### Short exercise
From the data that follows, copy every line holding the string "matter".

>>>

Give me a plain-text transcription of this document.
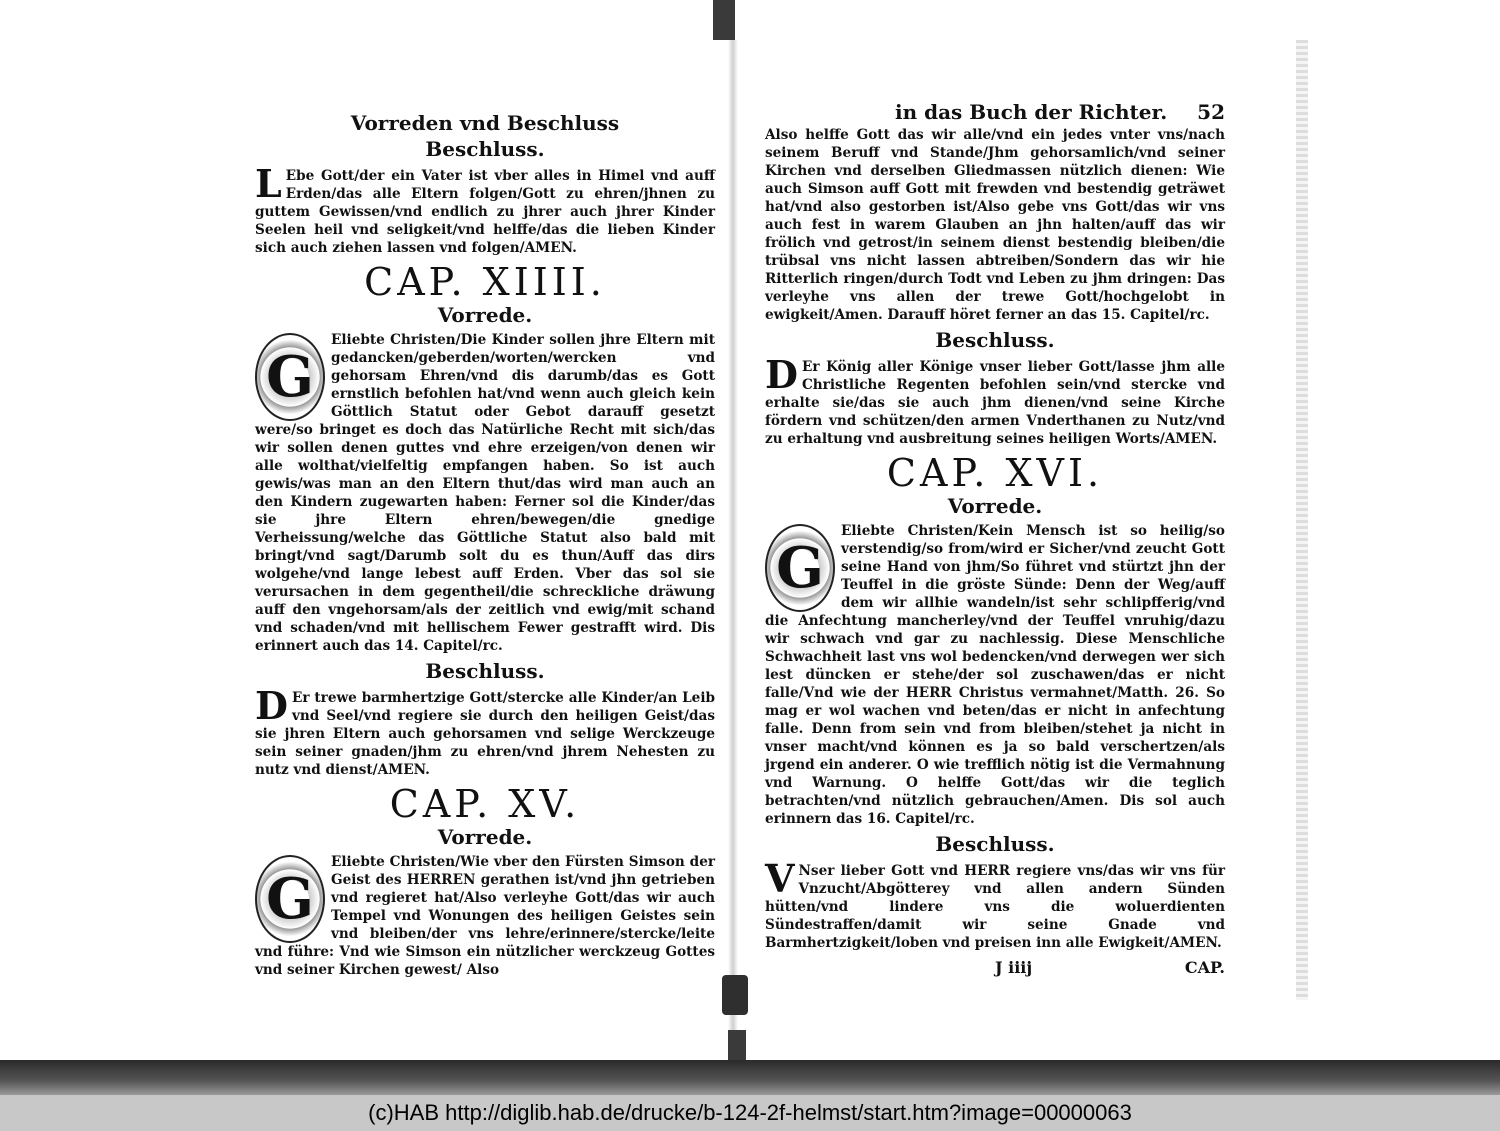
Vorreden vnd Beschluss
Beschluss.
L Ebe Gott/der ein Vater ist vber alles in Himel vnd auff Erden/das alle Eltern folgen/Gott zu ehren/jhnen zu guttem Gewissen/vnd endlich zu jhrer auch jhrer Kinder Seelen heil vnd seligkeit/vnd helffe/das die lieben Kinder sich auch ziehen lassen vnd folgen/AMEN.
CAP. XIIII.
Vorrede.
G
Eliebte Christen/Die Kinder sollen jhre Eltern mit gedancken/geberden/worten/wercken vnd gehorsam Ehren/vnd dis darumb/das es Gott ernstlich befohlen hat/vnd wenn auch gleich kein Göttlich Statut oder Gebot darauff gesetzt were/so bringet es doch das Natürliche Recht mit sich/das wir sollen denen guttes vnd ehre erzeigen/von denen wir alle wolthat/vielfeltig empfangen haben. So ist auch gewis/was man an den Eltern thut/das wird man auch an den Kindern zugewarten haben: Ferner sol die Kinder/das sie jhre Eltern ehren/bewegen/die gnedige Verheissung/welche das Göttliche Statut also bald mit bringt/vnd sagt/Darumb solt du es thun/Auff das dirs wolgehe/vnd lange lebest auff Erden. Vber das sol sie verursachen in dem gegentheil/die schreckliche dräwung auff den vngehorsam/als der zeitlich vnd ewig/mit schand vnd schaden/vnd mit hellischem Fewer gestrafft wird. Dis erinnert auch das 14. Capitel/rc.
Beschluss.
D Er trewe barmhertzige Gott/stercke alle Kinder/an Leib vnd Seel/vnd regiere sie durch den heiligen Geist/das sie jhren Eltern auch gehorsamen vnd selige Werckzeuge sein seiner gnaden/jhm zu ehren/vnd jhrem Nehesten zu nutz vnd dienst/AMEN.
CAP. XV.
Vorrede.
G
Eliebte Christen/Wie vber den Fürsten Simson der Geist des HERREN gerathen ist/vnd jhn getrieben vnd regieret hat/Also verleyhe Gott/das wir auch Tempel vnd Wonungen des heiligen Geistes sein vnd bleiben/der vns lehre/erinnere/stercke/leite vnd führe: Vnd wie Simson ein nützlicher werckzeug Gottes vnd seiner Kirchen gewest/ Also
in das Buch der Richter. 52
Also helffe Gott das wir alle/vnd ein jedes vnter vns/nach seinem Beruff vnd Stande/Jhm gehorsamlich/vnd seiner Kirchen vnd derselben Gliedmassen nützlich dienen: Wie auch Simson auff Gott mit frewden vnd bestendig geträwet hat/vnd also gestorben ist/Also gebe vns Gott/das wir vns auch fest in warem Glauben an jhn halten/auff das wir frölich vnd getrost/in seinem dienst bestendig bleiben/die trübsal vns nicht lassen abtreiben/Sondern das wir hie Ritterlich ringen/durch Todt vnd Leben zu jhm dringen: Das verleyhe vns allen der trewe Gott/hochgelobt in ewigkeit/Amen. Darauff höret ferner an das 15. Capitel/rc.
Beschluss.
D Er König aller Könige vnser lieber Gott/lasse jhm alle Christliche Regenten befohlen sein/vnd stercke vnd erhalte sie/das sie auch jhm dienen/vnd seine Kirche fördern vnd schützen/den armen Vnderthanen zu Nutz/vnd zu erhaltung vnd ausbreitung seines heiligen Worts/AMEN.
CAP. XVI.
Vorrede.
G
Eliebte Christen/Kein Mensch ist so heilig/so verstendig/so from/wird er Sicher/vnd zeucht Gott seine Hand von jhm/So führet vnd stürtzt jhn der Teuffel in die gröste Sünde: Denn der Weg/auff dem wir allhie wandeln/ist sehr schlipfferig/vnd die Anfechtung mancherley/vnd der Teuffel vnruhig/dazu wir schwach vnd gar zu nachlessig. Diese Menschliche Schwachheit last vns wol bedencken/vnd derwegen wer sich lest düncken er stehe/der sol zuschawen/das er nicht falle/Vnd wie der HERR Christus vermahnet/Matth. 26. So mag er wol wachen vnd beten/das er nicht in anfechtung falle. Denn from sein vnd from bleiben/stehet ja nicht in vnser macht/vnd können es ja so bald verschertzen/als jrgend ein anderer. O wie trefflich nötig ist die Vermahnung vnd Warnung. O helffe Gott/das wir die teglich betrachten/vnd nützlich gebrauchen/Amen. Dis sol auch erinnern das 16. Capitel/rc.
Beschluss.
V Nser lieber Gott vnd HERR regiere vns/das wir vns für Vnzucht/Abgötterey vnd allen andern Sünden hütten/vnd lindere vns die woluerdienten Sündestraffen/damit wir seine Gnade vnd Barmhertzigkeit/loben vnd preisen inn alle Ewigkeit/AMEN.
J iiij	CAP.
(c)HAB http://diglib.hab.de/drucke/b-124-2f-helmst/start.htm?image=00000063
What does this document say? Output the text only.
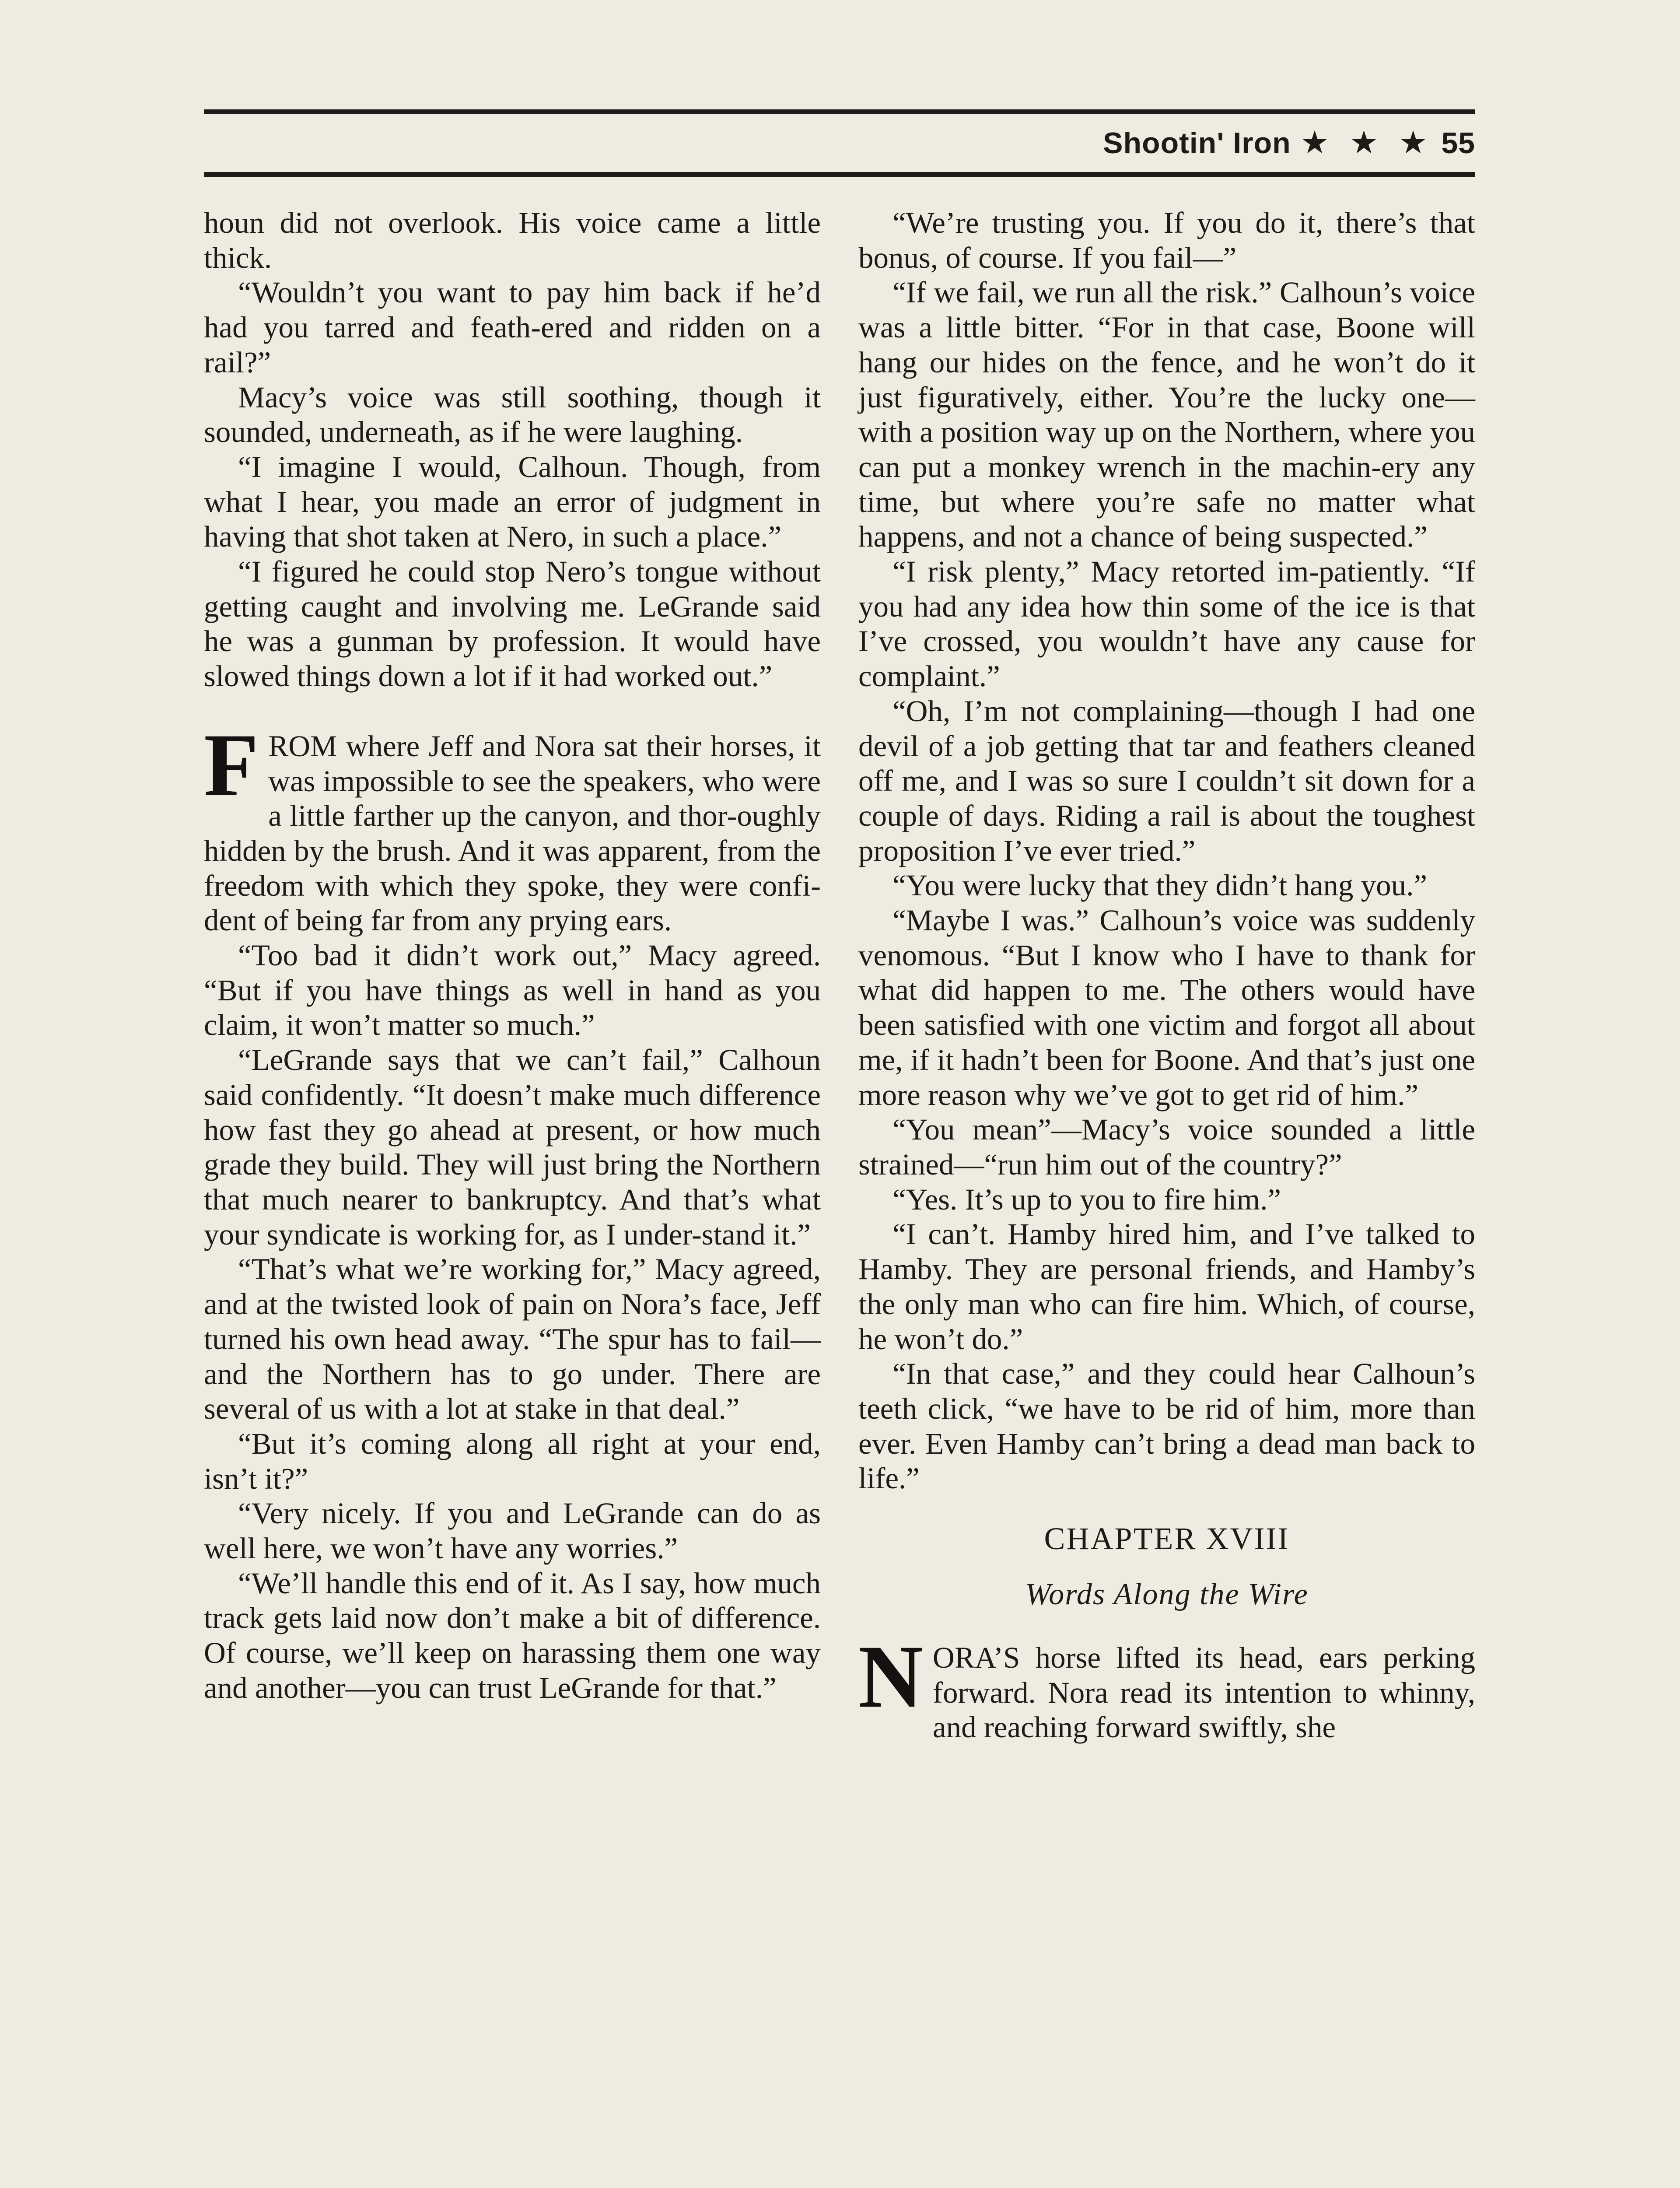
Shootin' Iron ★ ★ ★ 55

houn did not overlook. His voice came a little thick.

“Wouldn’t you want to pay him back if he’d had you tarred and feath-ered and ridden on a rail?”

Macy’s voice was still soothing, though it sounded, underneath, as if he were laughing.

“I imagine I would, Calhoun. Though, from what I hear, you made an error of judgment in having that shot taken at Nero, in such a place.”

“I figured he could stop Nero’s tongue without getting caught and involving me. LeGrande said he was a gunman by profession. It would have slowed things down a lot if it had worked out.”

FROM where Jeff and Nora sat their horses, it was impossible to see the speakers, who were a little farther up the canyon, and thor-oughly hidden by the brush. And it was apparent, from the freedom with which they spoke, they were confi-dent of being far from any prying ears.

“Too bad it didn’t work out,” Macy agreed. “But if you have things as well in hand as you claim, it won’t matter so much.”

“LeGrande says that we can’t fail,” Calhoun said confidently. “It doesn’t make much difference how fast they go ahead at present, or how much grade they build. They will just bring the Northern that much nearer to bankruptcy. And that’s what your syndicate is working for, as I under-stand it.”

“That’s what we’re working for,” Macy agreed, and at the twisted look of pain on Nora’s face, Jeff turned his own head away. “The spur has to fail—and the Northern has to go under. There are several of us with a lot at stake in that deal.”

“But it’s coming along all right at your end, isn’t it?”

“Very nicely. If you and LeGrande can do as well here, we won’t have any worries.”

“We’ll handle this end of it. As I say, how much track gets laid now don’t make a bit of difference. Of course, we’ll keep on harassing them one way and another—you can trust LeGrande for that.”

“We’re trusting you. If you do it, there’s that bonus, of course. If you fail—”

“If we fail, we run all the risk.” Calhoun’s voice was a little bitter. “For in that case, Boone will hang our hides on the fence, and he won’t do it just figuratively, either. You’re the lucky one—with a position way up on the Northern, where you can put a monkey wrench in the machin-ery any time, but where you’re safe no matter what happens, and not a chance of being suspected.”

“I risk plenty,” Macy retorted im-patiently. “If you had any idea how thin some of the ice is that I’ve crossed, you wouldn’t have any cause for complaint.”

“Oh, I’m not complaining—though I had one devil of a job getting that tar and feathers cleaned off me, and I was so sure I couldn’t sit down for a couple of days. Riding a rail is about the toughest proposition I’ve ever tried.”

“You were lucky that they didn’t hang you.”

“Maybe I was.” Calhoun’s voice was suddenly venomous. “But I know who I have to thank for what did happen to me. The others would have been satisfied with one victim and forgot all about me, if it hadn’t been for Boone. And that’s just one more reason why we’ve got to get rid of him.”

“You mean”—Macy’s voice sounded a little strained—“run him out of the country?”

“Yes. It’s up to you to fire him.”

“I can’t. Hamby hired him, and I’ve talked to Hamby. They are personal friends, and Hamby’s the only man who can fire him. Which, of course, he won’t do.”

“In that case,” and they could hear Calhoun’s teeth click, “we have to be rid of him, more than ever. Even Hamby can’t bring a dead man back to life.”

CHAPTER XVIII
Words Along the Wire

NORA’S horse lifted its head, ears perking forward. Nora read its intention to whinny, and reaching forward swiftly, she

<<<

### Complete answer
“Too bad it didn’t work out,” Macy agreed. “But if you have things as well in hand as you claim, it won’t matter so much.”
“If we fail, we run all the risk.” Calhoun’s voice was a little bitter. “For in that case, Boone will hang our hides on the fence, and he won’t do it just figuratively, either. You’re the lucky one—with a position way up on the Northern, where you can put a monkey wrench in the machin-ery any time, but where you’re safe no matter what happens, and not a chance of being suspected.”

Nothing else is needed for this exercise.